* START Data supplied *
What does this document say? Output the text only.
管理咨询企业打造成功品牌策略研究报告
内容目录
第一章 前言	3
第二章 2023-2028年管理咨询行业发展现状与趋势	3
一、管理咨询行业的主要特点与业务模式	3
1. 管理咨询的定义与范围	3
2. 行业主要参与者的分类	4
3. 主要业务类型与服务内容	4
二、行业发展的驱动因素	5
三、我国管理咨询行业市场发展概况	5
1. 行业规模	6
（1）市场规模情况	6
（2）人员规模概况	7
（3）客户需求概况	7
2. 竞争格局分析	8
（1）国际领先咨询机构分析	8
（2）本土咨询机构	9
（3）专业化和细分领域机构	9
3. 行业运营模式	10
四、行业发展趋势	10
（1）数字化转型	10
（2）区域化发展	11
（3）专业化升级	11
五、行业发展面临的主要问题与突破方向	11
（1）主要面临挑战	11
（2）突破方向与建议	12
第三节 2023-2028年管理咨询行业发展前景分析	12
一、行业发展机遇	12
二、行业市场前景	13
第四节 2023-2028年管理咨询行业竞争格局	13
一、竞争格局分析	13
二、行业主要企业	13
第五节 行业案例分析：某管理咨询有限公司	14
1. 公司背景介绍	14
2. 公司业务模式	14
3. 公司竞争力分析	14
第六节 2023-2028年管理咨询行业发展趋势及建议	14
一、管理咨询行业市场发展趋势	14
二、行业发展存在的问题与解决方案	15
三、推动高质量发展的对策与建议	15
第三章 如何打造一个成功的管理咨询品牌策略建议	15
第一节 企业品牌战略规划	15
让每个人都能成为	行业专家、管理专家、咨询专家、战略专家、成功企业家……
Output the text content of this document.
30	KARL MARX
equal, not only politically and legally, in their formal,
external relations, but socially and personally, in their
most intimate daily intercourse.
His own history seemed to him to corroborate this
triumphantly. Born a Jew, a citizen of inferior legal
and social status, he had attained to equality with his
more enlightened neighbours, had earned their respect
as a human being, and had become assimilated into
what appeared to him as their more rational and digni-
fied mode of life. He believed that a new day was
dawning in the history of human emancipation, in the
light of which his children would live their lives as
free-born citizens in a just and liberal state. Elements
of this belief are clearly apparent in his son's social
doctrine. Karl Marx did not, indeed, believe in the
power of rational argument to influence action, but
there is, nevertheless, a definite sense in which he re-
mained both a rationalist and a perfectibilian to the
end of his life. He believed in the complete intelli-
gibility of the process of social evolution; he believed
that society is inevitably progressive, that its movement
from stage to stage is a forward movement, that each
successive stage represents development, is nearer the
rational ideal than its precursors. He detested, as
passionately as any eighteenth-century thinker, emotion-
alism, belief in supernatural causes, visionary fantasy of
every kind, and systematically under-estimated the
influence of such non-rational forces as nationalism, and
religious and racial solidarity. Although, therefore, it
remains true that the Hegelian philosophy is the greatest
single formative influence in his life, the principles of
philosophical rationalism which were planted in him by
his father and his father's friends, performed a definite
* END Data supplied *
Short task »
Gather every line from the listing above in which the word "life" appears.

Task response »
fied mode of life. He believed that a new day was
end of his life. He believed in the complete intelli-
single formative influence in his life, the principles of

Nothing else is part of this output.